__Description of the task__.
Below are some records; give them all again exactly, but not the pictures.

__Input records__.
====

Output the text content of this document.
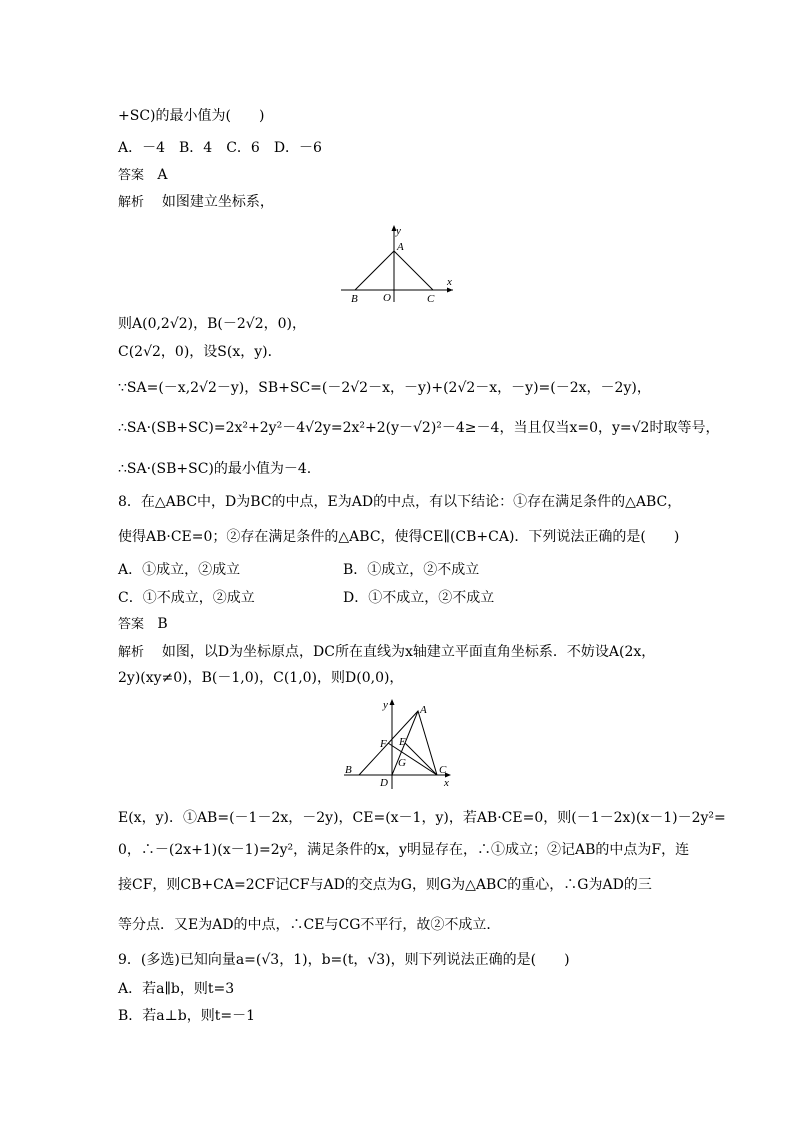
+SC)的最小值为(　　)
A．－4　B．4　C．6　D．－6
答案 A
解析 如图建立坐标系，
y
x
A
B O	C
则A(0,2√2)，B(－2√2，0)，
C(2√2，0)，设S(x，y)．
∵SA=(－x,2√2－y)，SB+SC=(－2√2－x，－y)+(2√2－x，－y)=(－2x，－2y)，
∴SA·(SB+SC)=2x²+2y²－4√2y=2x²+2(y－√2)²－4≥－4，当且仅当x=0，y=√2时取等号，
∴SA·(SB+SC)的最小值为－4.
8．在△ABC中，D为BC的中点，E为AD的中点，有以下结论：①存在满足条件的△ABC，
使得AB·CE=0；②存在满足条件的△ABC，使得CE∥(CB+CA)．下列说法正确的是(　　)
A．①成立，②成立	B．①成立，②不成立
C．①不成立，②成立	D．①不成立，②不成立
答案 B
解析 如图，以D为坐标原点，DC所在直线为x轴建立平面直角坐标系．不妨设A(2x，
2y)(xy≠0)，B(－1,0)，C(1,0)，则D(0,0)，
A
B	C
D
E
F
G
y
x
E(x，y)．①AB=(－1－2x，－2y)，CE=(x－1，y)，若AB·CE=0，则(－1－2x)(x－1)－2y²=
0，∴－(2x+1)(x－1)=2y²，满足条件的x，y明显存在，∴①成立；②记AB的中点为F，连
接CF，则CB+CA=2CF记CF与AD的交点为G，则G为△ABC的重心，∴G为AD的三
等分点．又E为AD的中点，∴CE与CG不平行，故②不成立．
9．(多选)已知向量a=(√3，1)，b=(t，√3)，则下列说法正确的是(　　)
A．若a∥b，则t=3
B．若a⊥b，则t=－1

====

__Response to this exercise__.
Output the text content of this document.
+SC)的最小值为(　　)
A．－4　B．4　C．6　D．－6
答案 A
解析 如图建立坐标系，
y
x
A
B O	C
则A(0,2√2)，B(－2√2，0)，
C(2√2，0)，设S(x，y)．
∵SA=(－x,2√2－y)，SB+SC=(－2√2－x，－y)+(2√2－x，－y)=(－2x，－2y)，
∴SA·(SB+SC)=2x²+2y²－4√2y=2x²+2(y－√2)²－4≥－4，当且仅当x=0，y=√2时取等号，
∴SA·(SB+SC)的最小值为－4.
8．在△ABC中，D为BC的中点，E为AD的中点，有以下结论：①存在满足条件的△ABC，
使得AB·CE=0；②存在满足条件的△ABC，使得CE∥(CB+CA)．下列说法正确的是(　　)
A．①成立，②成立	B．①成立，②不成立
C．①不成立，②成立	D．①不成立，②不成立
答案 B
解析 如图，以D为坐标原点，DC所在直线为x轴建立平面直角坐标系．不妨设A(2x，
2y)(xy≠0)，B(－1,0)，C(1,0)，则D(0,0)，
A
B	C
D
E
F
G
y
x
E(x，y)．①AB=(－1－2x，－2y)，CE=(x－1，y)，若AB·CE=0，则(－1－2x)(x－1)－2y²=
0，∴－(2x+1)(x－1)=2y²，满足条件的x，y明显存在，∴①成立；②记AB的中点为F，连
接CF，则CB+CA=2CF记CF与AD的交点为G，则G为△ABC的重心，∴G为AD的三
等分点．又E为AD的中点，∴CE与CG不平行，故②不成立．
9．(多选)已知向量a=(√3，1)，b=(t，√3)，则下列说法正确的是(　　)
A．若a∥b，则t=3
B．若a⊥b，则t=－1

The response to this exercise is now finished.